(Saved data entries)
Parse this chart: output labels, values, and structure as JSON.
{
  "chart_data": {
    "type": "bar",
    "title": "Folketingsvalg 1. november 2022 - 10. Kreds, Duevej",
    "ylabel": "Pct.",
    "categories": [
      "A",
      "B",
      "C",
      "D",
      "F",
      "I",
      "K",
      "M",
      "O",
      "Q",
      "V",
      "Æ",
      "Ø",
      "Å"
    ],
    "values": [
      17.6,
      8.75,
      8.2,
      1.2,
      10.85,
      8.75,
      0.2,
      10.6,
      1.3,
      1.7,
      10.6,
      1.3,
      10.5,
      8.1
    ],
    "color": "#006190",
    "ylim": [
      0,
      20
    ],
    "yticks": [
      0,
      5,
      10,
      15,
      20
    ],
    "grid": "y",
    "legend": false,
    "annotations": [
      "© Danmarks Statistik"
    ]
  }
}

[Brief] Return the entries in full, keeping every line exactly as it is.

[Result]
Parse this chart: output labels, values, and structure as JSON.
{
  "chart_data": {
    "type": "bar",
    "title": "Folketingsvalg 1. november 2022 - 10. Kreds, Duevej",
    "ylabel": "Pct.",
    "categories": [
      "A",
      "B",
      "C",
      "D",
      "F",
      "I",
      "K",
      "M",
      "O",
      "Q",
      "V",
      "Æ",
      "Ø",
      "Å"
    ],
    "values": [
      17.6,
      8.75,
      8.2,
      1.2,
      10.85,
      8.75,
      0.2,
      10.6,
      1.3,
      1.7,
      10.6,
      1.3,
      10.5,
      8.1
    ],
    "color": "#006190",
    "ylim": [
      0,
      20
    ],
    "yticks": [
      0,
      5,
      10,
      15,
      20
    ],
    "grid": "y",
    "legend": false,
    "annotations": [
      "© Danmarks Statistik"
    ]
  }
}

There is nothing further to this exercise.